# Task objective
Without the pictures, reproduce the records that follow exactly.

Figure contents as structured data
>> Start
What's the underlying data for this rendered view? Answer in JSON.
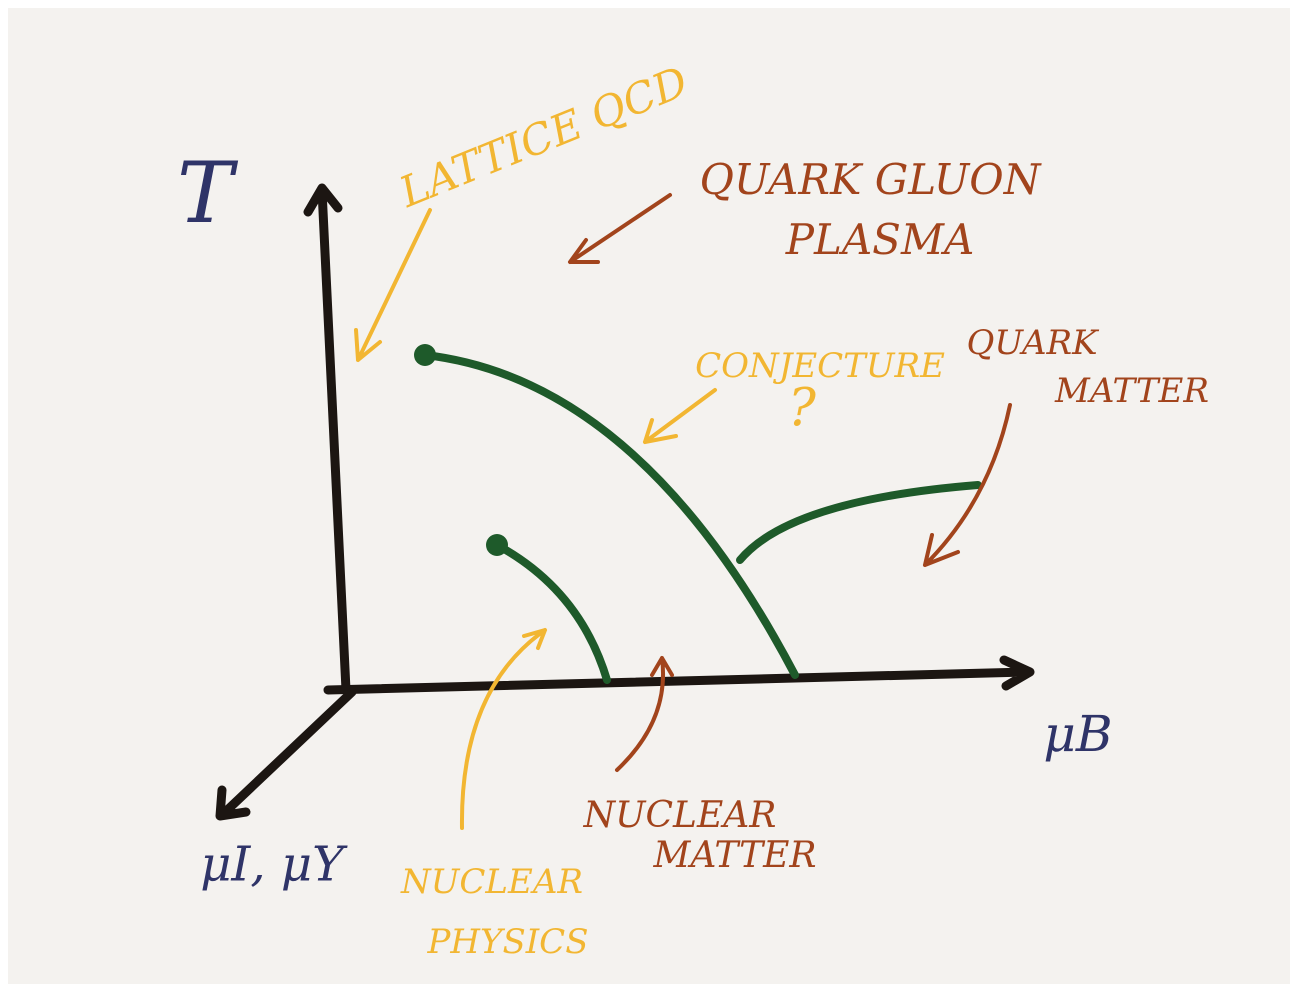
{
  "axes": {
    "y": "T",
    "x": "μB",
    "z": "μI, μY"
  },
  "labels": [
    {
      "lines": [
        "LATTICE QCD"
      ]
    },
    {
      "lines": [
        "QUARK GLUON",
        "PLASMA"
      ]
    },
    {
      "lines": [
        "CONJECTURE"
      ]
    },
    {
      "lines": [
        "?"
      ]
    },
    {
      "lines": [
        "QUARK",
        "MATTER"
      ]
    },
    {
      "lines": [
        "NUCLEAR",
        "PHYSICS"
      ]
    },
    {
      "lines": [
        "NUCLEAR",
        "MATTER"
      ]
    }
  ]
}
>> End
# The reply
What's the underlying data for this rendered view? Answer in JSON.
{
  "axes": {
    "y": "T",
    "x": "μB",
    "z": "μI, μY"
  },
  "labels": [
    {
      "lines": [
        "LATTICE QCD"
      ]
    },
    {
      "lines": [
        "QUARK GLUON",
        "PLASMA"
      ]
    },
    {
      "lines": [
        "CONJECTURE"
      ]
    },
    {
      "lines": [
        "?"
      ]
    },
    {
      "lines": [
        "QUARK",
        "MATTER"
      ]
    },
    {
      "lines": [
        "NUCLEAR",
        "PHYSICS"
      ]
    },
    {
      "lines": [
        "NUCLEAR",
        "MATTER"
      ]
    }
  ]
}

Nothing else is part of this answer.